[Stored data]
>> begin

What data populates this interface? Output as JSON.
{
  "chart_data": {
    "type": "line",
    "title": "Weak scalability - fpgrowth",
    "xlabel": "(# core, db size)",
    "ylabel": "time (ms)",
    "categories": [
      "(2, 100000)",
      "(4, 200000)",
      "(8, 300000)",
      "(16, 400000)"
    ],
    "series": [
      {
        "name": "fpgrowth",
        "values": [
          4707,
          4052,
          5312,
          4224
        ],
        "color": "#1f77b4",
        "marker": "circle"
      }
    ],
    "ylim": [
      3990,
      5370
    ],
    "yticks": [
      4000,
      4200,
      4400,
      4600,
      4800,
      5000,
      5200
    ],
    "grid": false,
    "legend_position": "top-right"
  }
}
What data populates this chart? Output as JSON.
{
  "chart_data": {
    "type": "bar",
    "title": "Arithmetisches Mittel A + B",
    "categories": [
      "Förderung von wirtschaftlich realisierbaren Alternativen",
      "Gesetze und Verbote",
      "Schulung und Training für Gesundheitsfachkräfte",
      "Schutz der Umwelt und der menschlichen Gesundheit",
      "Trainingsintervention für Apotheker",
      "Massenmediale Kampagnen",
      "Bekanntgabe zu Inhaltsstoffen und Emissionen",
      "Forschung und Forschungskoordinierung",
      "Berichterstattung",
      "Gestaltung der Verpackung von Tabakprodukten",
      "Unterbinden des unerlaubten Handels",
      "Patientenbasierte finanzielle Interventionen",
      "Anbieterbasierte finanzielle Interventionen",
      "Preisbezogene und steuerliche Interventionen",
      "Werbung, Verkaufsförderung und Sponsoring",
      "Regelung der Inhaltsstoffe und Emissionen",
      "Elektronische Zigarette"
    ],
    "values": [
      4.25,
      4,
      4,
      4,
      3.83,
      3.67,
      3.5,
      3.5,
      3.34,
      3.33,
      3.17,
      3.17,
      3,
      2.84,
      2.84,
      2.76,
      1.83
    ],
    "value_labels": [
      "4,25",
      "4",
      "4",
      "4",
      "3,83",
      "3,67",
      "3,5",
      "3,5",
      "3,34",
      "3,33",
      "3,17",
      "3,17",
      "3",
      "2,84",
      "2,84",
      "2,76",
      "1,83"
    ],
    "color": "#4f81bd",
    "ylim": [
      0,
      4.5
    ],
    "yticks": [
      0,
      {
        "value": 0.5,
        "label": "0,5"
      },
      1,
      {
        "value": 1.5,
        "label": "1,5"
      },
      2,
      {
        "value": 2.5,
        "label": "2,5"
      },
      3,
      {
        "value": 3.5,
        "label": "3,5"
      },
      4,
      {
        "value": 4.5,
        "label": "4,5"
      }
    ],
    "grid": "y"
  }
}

>> end

[Task requirements]
Return each line among the entries that holds the word "title".

[Finished task]
    "title": "Weak scalability - fpgrowth",
    "title": "Arithmetisches Mittel A + B",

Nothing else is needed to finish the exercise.